WORK TO COMPLETE -
Please output the records below in full, exactly as given, but without the images.

[Begin GIVEN DATA]

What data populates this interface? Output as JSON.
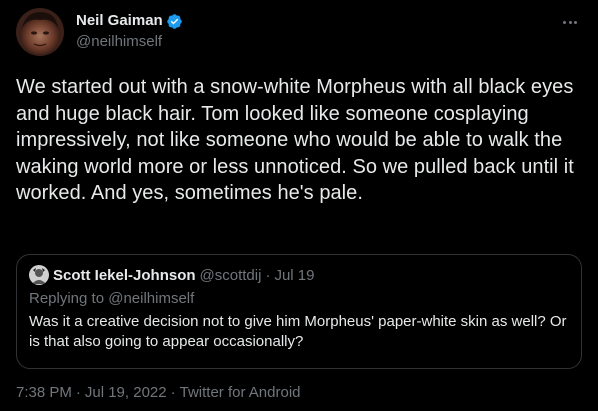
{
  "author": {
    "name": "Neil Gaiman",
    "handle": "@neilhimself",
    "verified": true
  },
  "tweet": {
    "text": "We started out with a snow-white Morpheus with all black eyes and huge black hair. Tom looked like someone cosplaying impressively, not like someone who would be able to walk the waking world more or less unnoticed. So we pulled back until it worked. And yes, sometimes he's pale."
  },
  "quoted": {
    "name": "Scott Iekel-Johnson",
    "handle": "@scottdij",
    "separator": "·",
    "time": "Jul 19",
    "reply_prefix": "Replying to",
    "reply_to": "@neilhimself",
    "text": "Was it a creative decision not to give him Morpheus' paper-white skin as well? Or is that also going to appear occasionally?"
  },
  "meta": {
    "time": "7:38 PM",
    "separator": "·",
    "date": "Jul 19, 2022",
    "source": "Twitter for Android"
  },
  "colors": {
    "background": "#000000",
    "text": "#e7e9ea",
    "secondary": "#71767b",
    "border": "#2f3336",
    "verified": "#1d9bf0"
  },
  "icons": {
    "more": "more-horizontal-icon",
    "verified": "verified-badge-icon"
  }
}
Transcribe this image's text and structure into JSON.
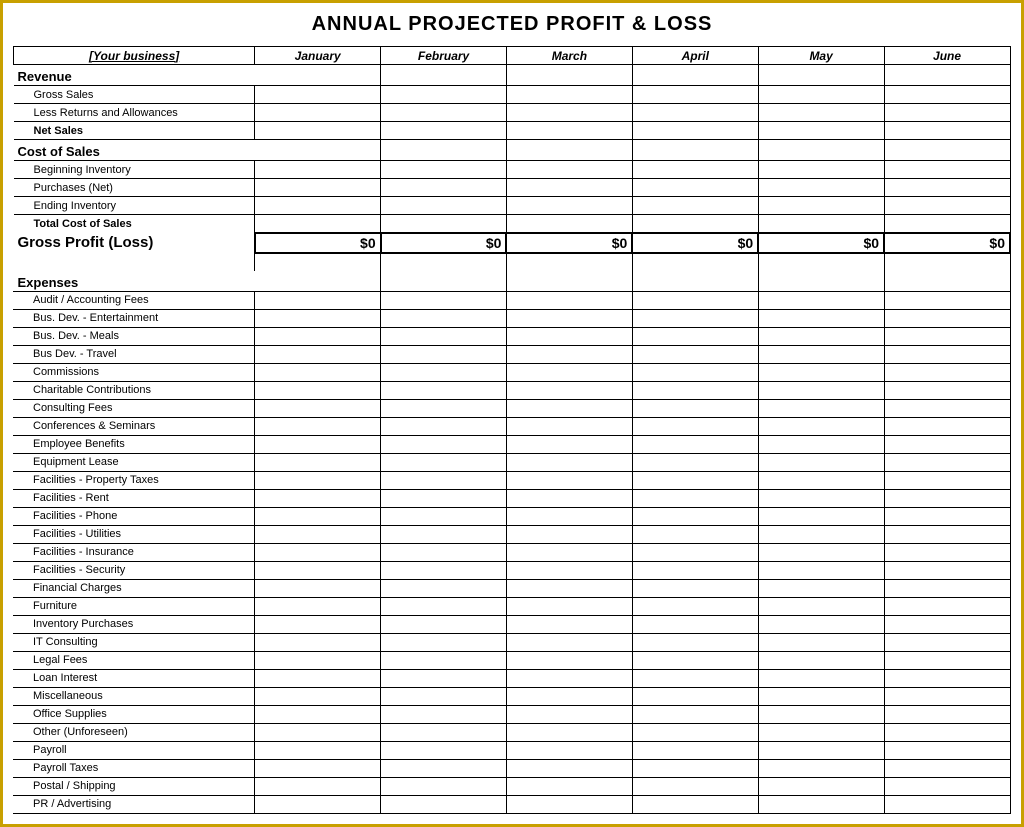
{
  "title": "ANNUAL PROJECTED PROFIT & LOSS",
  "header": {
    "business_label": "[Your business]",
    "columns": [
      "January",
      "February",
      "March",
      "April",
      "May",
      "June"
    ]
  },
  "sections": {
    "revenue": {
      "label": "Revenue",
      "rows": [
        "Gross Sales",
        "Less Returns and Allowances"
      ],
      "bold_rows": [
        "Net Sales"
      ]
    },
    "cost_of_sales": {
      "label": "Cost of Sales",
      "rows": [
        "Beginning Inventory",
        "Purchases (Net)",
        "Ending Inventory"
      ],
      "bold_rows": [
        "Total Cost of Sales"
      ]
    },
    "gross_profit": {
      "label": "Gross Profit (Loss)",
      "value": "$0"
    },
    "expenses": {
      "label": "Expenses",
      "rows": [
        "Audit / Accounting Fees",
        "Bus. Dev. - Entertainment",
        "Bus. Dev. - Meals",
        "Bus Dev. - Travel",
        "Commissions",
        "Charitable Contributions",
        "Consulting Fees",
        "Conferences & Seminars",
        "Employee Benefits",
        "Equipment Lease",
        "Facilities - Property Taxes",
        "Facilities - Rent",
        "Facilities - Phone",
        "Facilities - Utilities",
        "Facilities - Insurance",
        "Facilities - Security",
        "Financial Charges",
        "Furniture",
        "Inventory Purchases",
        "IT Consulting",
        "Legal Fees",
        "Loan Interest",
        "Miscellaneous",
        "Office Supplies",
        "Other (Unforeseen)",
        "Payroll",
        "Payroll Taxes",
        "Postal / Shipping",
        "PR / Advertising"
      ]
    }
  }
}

[End GIVEN DATA]

EXERCISE ANSWER -
What data populates this interface? Output as JSON.
{
  "author": {
    "name": "Neil Gaiman",
    "handle": "@neilhimself",
    "verified": true
  },
  "tweet": {
    "text": "We started out with a snow-white Morpheus with all black eyes and huge black hair. Tom looked like someone cosplaying impressively, not like someone who would be able to walk the waking world more or less unnoticed. So we pulled back until it worked. And yes, sometimes he's pale."
  },
  "quoted": {
    "name": "Scott Iekel-Johnson",
    "handle": "@scottdij",
    "separator": "·",
    "time": "Jul 19",
    "reply_prefix": "Replying to",
    "reply_to": "@neilhimself",
    "text": "Was it a creative decision not to give him Morpheus' paper-white skin as well? Or is that also going to appear occasionally?"
  },
  "meta": {
    "time": "7:38 PM",
    "separator": "·",
    "date": "Jul 19, 2022",
    "source": "Twitter for Android"
  },
  "colors": {
    "background": "#000000",
    "text": "#e7e9ea",
    "secondary": "#71767b",
    "border": "#2f3336",
    "verified": "#1d9bf0"
  },
  "icons": {
    "more": "more-horizontal-icon",
    "verified": "verified-badge-icon"
  }
}
Transcribe this image's text and structure into JSON.
{
  "title": "ANNUAL PROJECTED PROFIT & LOSS",
  "header": {
    "business_label": "[Your business]",
    "columns": [
      "January",
      "February",
      "March",
      "April",
      "May",
      "June"
    ]
  },
  "sections": {
    "revenue": {
      "label": "Revenue",
      "rows": [
        "Gross Sales",
        "Less Returns and Allowances"
      ],
      "bold_rows": [
        "Net Sales"
      ]
    },
    "cost_of_sales": {
      "label": "Cost of Sales",
      "rows": [
        "Beginning Inventory",
        "Purchases (Net)",
        "Ending Inventory"
      ],
      "bold_rows": [
        "Total Cost of Sales"
      ]
    },
    "gross_profit": {
      "label": "Gross Profit (Loss)",
      "value": "$0"
    },
    "expenses": {
      "label": "Expenses",
      "rows": [
        "Audit / Accounting Fees",
        "Bus. Dev. - Entertainment",
        "Bus. Dev. - Meals",
        "Bus Dev. - Travel",
        "Commissions",
        "Charitable Contributions",
        "Consulting Fees",
        "Conferences & Seminars",
        "Employee Benefits",
        "Equipment Lease",
        "Facilities - Property Taxes",
        "Facilities - Rent",
        "Facilities - Phone",
        "Facilities - Utilities",
        "Facilities - Insurance",
        "Facilities - Security",
        "Financial Charges",
        "Furniture",
        "Inventory Purchases",
        "IT Consulting",
        "Legal Fees",
        "Loan Interest",
        "Miscellaneous",
        "Office Supplies",
        "Other (Unforeseen)",
        "Payroll",
        "Payroll Taxes",
        "Postal / Shipping",
        "PR / Advertising"
      ]
    }
  }
}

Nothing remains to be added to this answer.